(Dataset records)
========
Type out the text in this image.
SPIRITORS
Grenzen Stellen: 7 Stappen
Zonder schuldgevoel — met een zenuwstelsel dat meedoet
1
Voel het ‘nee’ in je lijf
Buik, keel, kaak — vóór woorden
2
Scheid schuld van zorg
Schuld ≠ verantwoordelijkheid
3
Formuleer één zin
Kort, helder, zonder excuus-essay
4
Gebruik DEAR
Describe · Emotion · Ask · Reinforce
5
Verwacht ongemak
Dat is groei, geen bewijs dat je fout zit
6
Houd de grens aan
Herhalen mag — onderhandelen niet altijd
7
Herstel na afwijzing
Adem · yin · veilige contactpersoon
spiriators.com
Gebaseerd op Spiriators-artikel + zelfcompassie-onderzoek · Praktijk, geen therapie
========
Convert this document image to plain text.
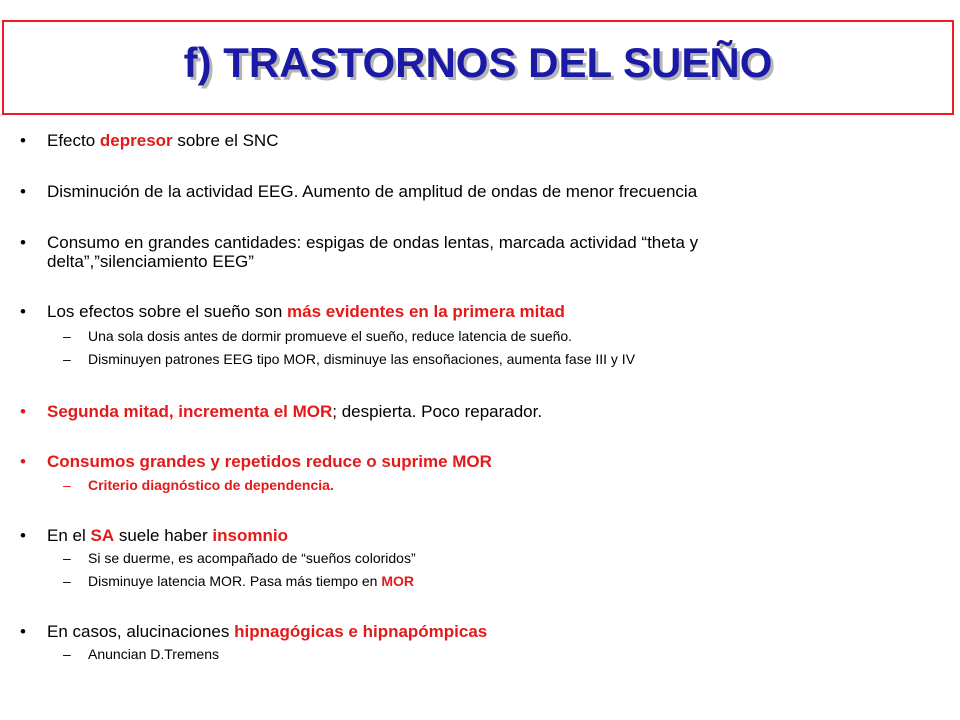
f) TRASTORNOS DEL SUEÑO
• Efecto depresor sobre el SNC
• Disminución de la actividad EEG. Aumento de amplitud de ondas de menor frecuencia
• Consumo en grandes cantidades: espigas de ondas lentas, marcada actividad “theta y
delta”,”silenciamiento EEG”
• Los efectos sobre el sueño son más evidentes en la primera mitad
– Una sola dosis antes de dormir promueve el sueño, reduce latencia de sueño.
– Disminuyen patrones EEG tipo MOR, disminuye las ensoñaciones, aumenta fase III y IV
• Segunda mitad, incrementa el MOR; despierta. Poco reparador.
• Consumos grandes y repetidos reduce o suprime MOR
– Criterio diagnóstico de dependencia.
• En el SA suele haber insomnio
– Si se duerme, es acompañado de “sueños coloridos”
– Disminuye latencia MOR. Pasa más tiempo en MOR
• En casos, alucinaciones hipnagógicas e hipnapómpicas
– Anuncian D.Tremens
========
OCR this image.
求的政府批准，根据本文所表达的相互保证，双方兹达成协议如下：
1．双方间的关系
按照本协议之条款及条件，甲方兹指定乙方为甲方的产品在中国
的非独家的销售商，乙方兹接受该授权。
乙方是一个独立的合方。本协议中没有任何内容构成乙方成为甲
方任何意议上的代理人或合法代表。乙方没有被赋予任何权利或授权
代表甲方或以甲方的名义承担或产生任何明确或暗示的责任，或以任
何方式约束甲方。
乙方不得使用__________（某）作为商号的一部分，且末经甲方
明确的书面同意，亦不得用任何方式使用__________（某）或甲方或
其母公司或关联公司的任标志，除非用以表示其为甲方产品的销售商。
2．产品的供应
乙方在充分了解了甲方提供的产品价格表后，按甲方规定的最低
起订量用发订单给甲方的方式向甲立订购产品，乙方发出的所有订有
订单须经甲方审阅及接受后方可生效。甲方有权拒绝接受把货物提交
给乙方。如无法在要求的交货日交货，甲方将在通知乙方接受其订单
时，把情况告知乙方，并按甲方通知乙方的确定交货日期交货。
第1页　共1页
========
Required work>
Point out every line holding the string "mitad" and copy it.

Output>
• Los efectos sobre el sueño son más evidentes en la primera mitad
• Segunda mitad, incrementa el MOR; despierta. Poco reparador.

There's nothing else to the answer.